### Entries

┌──

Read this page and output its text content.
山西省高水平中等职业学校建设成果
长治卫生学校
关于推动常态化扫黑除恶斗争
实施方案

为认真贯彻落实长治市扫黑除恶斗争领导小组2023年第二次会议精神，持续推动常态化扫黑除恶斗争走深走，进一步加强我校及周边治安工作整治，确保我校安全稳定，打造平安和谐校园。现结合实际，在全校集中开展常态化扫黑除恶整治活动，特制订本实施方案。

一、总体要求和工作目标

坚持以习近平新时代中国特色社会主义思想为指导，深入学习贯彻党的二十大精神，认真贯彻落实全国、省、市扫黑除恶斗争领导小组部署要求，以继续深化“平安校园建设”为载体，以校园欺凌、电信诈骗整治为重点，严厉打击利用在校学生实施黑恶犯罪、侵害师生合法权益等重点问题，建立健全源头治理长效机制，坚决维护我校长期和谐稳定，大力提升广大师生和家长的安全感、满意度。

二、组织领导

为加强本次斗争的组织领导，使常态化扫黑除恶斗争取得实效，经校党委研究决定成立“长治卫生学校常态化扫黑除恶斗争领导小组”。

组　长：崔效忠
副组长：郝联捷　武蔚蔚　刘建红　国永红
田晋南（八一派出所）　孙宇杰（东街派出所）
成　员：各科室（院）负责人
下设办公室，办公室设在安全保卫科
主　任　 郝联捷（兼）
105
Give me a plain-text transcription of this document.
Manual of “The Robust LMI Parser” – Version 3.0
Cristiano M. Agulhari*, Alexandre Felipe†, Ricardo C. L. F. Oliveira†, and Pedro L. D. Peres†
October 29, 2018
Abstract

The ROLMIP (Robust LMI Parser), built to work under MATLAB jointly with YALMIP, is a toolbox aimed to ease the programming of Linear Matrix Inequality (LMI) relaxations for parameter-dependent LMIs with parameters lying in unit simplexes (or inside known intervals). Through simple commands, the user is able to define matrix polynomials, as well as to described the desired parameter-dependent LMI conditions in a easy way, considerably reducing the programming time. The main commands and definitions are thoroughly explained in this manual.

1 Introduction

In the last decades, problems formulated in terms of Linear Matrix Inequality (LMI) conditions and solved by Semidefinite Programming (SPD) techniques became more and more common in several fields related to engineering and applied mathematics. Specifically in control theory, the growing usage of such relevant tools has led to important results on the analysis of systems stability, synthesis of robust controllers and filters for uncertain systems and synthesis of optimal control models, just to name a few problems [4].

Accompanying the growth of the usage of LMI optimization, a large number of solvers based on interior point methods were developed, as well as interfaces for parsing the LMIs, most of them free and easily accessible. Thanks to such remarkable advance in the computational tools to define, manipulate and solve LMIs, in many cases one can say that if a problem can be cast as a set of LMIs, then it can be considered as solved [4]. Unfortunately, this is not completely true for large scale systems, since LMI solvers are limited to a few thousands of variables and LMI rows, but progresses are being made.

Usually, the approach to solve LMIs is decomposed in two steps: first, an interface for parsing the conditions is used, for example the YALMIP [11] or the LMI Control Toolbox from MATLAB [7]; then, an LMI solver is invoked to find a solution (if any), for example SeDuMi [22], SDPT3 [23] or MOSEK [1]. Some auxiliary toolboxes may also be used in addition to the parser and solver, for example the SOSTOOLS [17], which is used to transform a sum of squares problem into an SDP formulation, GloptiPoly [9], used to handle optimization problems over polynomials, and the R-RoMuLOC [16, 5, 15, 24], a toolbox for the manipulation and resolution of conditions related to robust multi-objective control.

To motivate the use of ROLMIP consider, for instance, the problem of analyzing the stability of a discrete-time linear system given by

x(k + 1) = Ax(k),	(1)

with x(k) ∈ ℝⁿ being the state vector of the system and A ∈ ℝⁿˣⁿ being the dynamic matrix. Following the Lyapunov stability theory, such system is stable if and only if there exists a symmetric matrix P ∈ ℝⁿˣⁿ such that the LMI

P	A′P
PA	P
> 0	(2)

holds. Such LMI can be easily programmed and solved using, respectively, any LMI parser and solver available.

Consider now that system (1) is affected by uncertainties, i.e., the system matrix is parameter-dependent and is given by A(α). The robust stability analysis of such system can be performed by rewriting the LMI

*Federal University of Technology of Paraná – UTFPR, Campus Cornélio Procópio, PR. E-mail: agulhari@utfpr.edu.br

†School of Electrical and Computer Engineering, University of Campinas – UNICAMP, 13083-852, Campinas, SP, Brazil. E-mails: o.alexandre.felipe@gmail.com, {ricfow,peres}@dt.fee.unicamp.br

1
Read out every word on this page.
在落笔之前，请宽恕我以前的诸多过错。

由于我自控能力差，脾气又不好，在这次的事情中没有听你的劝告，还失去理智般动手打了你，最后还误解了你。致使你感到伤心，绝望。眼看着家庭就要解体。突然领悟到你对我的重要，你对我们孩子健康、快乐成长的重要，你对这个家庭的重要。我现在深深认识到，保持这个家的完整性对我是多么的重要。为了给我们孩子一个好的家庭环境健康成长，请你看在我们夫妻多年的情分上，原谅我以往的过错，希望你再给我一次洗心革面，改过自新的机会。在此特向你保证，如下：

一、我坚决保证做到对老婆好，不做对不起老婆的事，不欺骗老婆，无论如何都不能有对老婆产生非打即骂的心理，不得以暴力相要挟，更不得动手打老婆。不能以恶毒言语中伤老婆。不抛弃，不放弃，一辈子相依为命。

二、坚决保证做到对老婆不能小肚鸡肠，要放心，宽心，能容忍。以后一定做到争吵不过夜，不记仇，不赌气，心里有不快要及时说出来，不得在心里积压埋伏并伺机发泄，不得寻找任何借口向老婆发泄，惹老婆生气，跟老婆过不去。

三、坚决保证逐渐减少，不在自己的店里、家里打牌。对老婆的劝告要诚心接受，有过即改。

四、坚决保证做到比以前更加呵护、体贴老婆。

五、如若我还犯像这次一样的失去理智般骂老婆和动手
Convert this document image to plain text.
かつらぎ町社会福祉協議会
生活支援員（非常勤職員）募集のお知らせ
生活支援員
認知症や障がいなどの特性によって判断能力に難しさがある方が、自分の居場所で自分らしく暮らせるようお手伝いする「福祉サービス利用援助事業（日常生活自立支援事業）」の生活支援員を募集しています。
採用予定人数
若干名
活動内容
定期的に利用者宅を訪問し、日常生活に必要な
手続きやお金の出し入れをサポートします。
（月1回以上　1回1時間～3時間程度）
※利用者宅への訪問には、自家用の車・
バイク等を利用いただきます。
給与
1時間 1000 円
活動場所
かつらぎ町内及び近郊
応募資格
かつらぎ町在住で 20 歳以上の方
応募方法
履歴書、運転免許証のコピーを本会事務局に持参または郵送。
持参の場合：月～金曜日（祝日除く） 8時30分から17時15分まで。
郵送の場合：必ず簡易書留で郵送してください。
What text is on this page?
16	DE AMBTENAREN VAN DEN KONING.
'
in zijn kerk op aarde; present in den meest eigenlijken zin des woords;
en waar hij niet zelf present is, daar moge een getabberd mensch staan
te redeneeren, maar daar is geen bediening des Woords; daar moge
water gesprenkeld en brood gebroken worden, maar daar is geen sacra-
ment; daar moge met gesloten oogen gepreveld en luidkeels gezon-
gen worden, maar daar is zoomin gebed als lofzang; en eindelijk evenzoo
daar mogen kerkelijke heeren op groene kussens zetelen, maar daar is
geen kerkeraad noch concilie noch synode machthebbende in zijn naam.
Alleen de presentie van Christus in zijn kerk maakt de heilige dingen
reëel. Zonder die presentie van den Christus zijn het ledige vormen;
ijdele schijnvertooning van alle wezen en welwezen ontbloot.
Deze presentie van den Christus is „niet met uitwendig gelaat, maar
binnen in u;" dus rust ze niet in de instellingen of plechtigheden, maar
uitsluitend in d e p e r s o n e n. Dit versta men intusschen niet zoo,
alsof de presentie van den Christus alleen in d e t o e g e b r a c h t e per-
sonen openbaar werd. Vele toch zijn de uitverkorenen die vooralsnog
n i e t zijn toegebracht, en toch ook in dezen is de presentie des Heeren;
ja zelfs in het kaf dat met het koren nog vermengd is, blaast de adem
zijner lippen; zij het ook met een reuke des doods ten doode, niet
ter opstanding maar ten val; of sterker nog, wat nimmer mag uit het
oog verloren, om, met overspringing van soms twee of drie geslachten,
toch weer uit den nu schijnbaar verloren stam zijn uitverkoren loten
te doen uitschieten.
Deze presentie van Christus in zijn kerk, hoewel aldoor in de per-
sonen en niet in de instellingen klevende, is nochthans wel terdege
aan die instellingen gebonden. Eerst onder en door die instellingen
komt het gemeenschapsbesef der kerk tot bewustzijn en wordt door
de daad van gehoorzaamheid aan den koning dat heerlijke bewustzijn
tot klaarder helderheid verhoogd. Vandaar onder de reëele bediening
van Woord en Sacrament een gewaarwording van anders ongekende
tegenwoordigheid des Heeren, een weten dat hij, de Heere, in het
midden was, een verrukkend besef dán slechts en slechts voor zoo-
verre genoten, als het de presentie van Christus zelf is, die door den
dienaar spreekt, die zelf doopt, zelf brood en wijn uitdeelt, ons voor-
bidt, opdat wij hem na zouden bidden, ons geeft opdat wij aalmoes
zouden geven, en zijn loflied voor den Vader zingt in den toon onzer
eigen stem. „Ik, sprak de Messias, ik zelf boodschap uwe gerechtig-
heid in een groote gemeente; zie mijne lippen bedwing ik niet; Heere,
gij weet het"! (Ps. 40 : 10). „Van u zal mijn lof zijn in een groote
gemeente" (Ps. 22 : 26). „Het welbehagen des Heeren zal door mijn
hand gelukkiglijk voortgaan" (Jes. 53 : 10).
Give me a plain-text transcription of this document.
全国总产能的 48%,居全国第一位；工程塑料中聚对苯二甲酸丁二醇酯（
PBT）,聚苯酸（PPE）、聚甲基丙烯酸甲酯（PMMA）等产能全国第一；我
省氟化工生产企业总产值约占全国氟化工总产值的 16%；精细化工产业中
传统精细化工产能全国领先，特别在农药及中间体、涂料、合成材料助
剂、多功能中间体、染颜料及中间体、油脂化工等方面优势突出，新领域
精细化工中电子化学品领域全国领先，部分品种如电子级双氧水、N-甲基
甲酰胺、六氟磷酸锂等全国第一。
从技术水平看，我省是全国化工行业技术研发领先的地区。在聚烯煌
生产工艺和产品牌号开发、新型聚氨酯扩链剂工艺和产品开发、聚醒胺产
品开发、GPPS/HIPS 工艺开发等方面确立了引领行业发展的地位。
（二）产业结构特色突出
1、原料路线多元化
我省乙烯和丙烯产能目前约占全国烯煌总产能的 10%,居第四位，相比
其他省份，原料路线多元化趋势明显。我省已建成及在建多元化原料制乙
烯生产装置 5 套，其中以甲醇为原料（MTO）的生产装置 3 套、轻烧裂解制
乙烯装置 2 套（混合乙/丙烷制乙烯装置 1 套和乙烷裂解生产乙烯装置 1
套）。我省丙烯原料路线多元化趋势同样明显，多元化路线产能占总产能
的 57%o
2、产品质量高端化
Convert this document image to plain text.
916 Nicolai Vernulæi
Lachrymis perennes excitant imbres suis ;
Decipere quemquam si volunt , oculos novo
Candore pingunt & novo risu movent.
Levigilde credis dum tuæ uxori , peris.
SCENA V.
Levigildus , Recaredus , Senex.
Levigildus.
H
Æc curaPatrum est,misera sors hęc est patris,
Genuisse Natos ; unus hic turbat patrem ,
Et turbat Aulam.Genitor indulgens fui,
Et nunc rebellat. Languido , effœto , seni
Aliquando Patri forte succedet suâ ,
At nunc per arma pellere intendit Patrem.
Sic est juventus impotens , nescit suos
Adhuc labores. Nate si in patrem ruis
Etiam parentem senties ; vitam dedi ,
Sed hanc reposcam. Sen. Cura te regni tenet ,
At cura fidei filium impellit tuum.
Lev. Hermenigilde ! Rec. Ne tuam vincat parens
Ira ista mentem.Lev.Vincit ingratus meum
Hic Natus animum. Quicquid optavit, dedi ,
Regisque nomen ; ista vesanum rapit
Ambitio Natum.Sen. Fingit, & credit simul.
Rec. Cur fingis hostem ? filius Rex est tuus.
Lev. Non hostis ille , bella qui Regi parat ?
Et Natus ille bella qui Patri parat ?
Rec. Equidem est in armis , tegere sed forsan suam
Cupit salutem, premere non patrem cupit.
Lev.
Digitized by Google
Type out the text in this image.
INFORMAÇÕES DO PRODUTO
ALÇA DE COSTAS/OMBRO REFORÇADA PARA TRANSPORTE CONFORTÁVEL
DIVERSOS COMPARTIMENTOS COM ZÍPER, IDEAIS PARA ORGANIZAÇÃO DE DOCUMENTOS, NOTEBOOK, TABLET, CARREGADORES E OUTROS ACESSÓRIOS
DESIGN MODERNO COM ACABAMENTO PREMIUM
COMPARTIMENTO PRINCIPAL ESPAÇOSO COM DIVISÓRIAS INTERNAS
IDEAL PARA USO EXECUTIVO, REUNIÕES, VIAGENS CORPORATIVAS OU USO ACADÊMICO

└──

### Problem to solve
Copy out every line from the one containing "Type out the text in this image." to the end of the material, both ends included.

### Exercise output
Type out the text in this image.
INFORMAÇÕES DO PRODUTO
ALÇA DE COSTAS/OMBRO REFORÇADA PARA TRANSPORTE CONFORTÁVEL
DIVERSOS COMPARTIMENTOS COM ZÍPER, IDEAIS PARA ORGANIZAÇÃO DE DOCUMENTOS, NOTEBOOK, TABLET, CARREGADORES E OUTROS ACESSÓRIOS
DESIGN MODERNO COM ACABAMENTO PREMIUM
COMPARTIMENTO PRINCIPAL ESPAÇOSO COM DIVISÓRIAS INTERNAS
IDEAL PARA USO EXECUTIVO, REUNIÕES, VIAGENS CORPORATIVAS OU USO ACADÊMICO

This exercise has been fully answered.